◆ RECORDS TO USE

== == ==

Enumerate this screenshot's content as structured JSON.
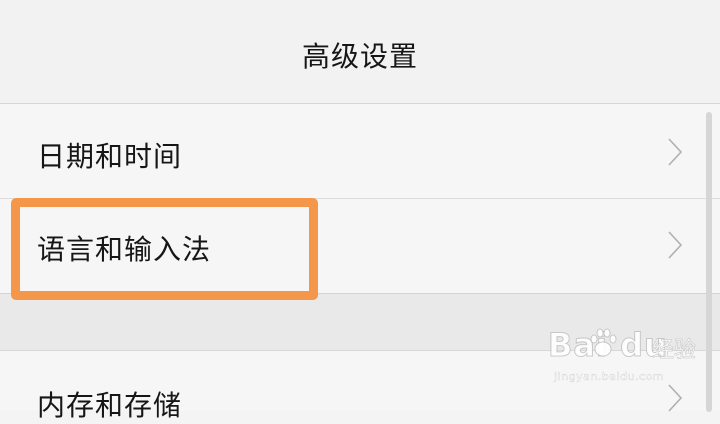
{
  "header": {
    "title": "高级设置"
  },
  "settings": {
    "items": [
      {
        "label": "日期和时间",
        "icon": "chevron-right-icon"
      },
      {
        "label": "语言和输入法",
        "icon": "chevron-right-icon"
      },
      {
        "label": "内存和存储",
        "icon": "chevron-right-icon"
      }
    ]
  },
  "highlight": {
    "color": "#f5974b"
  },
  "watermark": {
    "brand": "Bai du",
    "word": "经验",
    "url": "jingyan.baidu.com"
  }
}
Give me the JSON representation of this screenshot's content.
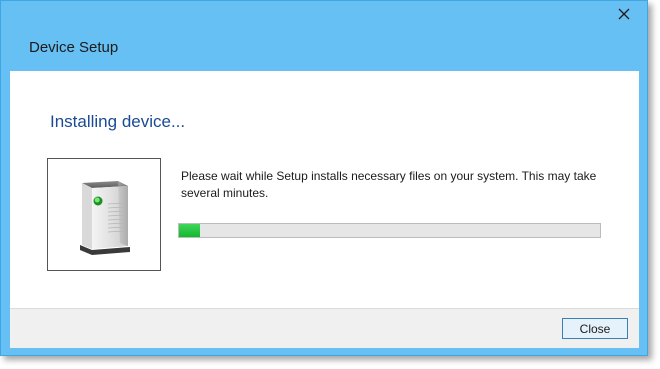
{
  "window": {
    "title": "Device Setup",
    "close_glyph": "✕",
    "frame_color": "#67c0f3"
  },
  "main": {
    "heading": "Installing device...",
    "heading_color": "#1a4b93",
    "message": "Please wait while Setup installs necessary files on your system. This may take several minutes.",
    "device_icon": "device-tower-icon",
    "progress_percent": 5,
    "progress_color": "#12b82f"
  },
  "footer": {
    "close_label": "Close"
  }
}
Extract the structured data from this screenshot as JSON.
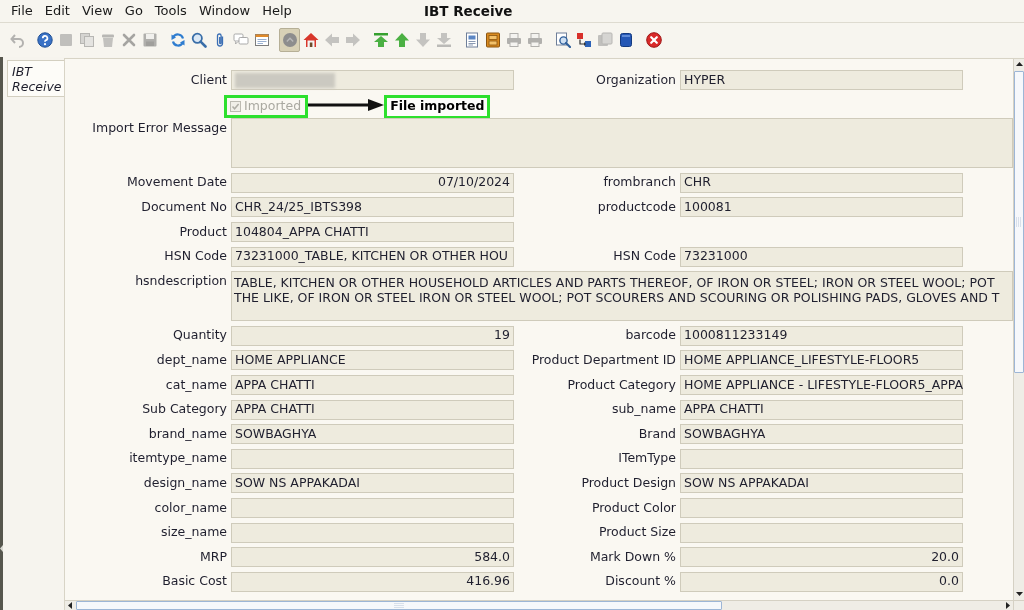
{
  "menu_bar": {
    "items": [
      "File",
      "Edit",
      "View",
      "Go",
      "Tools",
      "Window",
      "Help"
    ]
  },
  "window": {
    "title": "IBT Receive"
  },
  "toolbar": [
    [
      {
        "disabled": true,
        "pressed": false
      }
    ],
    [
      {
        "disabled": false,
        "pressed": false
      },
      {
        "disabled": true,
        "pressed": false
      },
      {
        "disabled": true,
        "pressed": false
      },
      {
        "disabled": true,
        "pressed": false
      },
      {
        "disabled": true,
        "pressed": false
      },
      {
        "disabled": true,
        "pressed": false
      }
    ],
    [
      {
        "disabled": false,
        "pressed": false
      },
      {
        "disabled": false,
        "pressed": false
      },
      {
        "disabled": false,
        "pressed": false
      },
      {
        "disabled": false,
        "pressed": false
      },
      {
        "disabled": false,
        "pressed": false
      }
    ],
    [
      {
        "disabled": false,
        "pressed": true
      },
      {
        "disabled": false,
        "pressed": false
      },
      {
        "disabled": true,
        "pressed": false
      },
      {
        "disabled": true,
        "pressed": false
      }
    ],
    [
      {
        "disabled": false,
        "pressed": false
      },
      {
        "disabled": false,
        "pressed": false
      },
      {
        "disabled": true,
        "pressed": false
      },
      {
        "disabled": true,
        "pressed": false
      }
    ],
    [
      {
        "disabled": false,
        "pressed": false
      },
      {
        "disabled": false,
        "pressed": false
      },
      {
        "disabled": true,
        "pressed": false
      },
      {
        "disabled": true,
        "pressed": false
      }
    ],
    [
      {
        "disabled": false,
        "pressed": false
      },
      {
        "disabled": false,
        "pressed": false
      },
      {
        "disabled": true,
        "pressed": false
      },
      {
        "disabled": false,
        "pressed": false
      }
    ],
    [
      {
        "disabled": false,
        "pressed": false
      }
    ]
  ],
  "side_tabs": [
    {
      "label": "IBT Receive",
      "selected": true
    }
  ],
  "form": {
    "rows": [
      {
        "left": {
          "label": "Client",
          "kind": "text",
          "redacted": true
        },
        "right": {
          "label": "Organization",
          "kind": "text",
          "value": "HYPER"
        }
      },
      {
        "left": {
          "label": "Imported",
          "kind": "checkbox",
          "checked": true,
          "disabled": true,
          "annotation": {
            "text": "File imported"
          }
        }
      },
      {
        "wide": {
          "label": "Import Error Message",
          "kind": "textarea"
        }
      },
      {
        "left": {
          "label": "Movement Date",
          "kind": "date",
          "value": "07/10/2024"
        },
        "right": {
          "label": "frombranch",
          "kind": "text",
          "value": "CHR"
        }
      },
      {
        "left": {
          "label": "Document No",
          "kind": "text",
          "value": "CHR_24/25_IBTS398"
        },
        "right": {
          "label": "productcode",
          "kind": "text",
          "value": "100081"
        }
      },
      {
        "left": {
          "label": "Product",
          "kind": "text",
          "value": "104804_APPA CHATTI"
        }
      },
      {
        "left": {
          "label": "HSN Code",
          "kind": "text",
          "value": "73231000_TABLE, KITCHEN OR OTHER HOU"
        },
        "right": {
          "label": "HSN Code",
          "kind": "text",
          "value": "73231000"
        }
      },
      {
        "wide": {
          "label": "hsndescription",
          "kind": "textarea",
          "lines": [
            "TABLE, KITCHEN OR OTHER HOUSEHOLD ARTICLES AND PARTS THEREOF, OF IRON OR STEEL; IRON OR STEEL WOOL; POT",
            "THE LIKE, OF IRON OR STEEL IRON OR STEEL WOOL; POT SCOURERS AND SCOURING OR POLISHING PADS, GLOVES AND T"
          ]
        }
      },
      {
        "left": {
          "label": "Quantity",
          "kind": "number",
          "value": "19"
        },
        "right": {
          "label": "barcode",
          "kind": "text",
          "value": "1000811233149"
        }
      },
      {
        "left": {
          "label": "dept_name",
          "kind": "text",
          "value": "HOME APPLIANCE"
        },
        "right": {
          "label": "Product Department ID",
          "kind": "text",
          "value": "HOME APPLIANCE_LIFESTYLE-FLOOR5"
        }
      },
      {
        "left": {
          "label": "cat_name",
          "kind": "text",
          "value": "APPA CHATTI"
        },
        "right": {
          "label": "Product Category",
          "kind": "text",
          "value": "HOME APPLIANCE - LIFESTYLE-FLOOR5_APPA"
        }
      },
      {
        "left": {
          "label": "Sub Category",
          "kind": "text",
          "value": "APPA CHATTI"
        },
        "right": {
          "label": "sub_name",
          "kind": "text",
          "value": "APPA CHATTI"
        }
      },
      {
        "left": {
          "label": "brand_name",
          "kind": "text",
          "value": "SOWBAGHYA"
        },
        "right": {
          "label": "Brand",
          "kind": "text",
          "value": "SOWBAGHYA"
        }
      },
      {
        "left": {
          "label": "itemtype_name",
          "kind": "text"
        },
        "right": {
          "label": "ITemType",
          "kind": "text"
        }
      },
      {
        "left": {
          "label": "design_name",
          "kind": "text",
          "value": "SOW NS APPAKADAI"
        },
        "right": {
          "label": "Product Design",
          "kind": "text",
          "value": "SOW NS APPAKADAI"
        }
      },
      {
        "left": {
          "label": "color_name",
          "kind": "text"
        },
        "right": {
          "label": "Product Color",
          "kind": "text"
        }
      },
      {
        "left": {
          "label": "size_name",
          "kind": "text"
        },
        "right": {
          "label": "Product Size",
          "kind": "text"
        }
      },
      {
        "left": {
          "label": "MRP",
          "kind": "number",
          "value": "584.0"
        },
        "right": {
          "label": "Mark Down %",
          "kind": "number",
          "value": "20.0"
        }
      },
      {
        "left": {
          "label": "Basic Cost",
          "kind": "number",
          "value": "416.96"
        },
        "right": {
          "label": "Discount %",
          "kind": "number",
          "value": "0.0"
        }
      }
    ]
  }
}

== == ==

◆ GOAL OF THE EXERCISE
Omit the pictures, then quote the rest of the material above exactly.

◆ RESULT OF THE TASK
Enumerate this screenshot's content as structured JSON.
{
  "header": {
    "title": "高级设置"
  },
  "settings": {
    "items": [
      {
        "label": "日期和时间",
        "icon": "chevron-right-icon"
      },
      {
        "label": "语言和输入法",
        "icon": "chevron-right-icon"
      },
      {
        "label": "内存和存储",
        "icon": "chevron-right-icon"
      }
    ]
  },
  "highlight": {
    "color": "#f5974b"
  },
  "watermark": {
    "brand": "Bai du",
    "word": "经验",
    "url": "jingyan.baidu.com"
  }
}
Give me the JSON representation of this screenshot's content.
{
  "window": {
    "title": "Device Setup",
    "close_glyph": "✕",
    "frame_color": "#67c0f3"
  },
  "main": {
    "heading": "Installing device...",
    "heading_color": "#1a4b93",
    "message": "Please wait while Setup installs necessary files on your system. This may take several minutes.",
    "device_icon": "device-tower-icon",
    "progress_percent": 5,
    "progress_color": "#12b82f"
  },
  "footer": {
    "close_label": "Close"
  }
}
Extract the structured data from this screenshot as JSON.
{
  "menu_bar": {
    "items": [
      "File",
      "Edit",
      "View",
      "Go",
      "Tools",
      "Window",
      "Help"
    ]
  },
  "window": {
    "title": "IBT Receive"
  },
  "toolbar": [
    [
      {
        "disabled": true,
        "pressed": false
      }
    ],
    [
      {
        "disabled": false,
        "pressed": false
      },
      {
        "disabled": true,
        "pressed": false
      },
      {
        "disabled": true,
        "pressed": false
      },
      {
        "disabled": true,
        "pressed": false
      },
      {
        "disabled": true,
        "pressed": false
      },
      {
        "disabled": true,
        "pressed": false
      }
    ],
    [
      {
        "disabled": false,
        "pressed": false
      },
      {
        "disabled": false,
        "pressed": false
      },
      {
        "disabled": false,
        "pressed": false
      },
      {
        "disabled": false,
        "pressed": false
      },
      {
        "disabled": false,
        "pressed": false
      }
    ],
    [
      {
        "disabled": false,
        "pressed": true
      },
      {
        "disabled": false,
        "pressed": false
      },
      {
        "disabled": true,
        "pressed": false
      },
      {
        "disabled": true,
        "pressed": false
      }
    ],
    [
      {
        "disabled": false,
        "pressed": false
      },
      {
        "disabled": false,
        "pressed": false
      },
      {
        "disabled": true,
        "pressed": false
      },
      {
        "disabled": true,
        "pressed": false
      }
    ],
    [
      {
        "disabled": false,
        "pressed": false
      },
      {
        "disabled": false,
        "pressed": false
      },
      {
        "disabled": true,
        "pressed": false
      },
      {
        "disabled": true,
        "pressed": false
      }
    ],
    [
      {
        "disabled": false,
        "pressed": false
      },
      {
        "disabled": false,
        "pressed": false
      },
      {
        "disabled": true,
        "pressed": false
      },
      {
        "disabled": false,
        "pressed": false
      }
    ],
    [
      {
        "disabled": false,
        "pressed": false
      }
    ]
  ],
  "side_tabs": [
    {
      "label": "IBT Receive",
      "selected": true
    }
  ],
  "form": {
    "rows": [
      {
        "left": {
          "label": "Client",
          "kind": "text",
          "redacted": true
        },
        "right": {
          "label": "Organization",
          "kind": "text",
          "value": "HYPER"
        }
      },
      {
        "left": {
          "label": "Imported",
          "kind": "checkbox",
          "checked": true,
          "disabled": true,
          "annotation": {
            "text": "File imported"
          }
        }
      },
      {
        "wide": {
          "label": "Import Error Message",
          "kind": "textarea"
        }
      },
      {
        "left": {
          "label": "Movement Date",
          "kind": "date",
          "value": "07/10/2024"
        },
        "right": {
          "label": "frombranch",
          "kind": "text",
          "value": "CHR"
        }
      },
      {
        "left": {
          "label": "Document No",
          "kind": "text",
          "value": "CHR_24/25_IBTS398"
        },
        "right": {
          "label": "productcode",
          "kind": "text",
          "value": "100081"
        }
      },
      {
        "left": {
          "label": "Product",
          "kind": "text",
          "value": "104804_APPA CHATTI"
        }
      },
      {
        "left": {
          "label": "HSN Code",
          "kind": "text",
          "value": "73231000_TABLE, KITCHEN OR OTHER HOU"
        },
        "right": {
          "label": "HSN Code",
          "kind": "text",
          "value": "73231000"
        }
      },
      {
        "wide": {
          "label": "hsndescription",
          "kind": "textarea",
          "lines": [
            "TABLE, KITCHEN OR OTHER HOUSEHOLD ARTICLES AND PARTS THEREOF, OF IRON OR STEEL; IRON OR STEEL WOOL; POT",
            "THE LIKE, OF IRON OR STEEL IRON OR STEEL WOOL; POT SCOURERS AND SCOURING OR POLISHING PADS, GLOVES AND T"
          ]
        }
      },
      {
        "left": {
          "label": "Quantity",
          "kind": "number",
          "value": "19"
        },
        "right": {
          "label": "barcode",
          "kind": "text",
          "value": "1000811233149"
        }
      },
      {
        "left": {
          "label": "dept_name",
          "kind": "text",
          "value": "HOME APPLIANCE"
        },
        "right": {
          "label": "Product Department ID",
          "kind": "text",
          "value": "HOME APPLIANCE_LIFESTYLE-FLOOR5"
        }
      },
      {
        "left": {
          "label": "cat_name",
          "kind": "text",
          "value": "APPA CHATTI"
        },
        "right": {
          "label": "Product Category",
          "kind": "text",
          "value": "HOME APPLIANCE - LIFESTYLE-FLOOR5_APPA"
        }
      },
      {
        "left": {
          "label": "Sub Category",
          "kind": "text",
          "value": "APPA CHATTI"
        },
        "right": {
          "label": "sub_name",
          "kind": "text",
          "value": "APPA CHATTI"
        }
      },
      {
        "left": {
          "label": "brand_name",
          "kind": "text",
          "value": "SOWBAGHYA"
        },
        "right": {
          "label": "Brand",
          "kind": "text",
          "value": "SOWBAGHYA"
        }
      },
      {
        "left": {
          "label": "itemtype_name",
          "kind": "text"
        },
        "right": {
          "label": "ITemType",
          "kind": "text"
        }
      },
      {
        "left": {
          "label": "design_name",
          "kind": "text",
          "value": "SOW NS APPAKADAI"
        },
        "right": {
          "label": "Product Design",
          "kind": "text",
          "value": "SOW NS APPAKADAI"
        }
      },
      {
        "left": {
          "label": "color_name",
          "kind": "text"
        },
        "right": {
          "label": "Product Color",
          "kind": "text"
        }
      },
      {
        "left": {
          "label": "size_name",
          "kind": "text"
        },
        "right": {
          "label": "Product Size",
          "kind": "text"
        }
      },
      {
        "left": {
          "label": "MRP",
          "kind": "number",
          "value": "584.0"
        },
        "right": {
          "label": "Mark Down %",
          "kind": "number",
          "value": "20.0"
        }
      },
      {
        "left": {
          "label": "Basic Cost",
          "kind": "number",
          "value": "416.96"
        },
        "right": {
          "label": "Discount %",
          "kind": "number",
          "value": "0.0"
        }
      }
    ]
  }
}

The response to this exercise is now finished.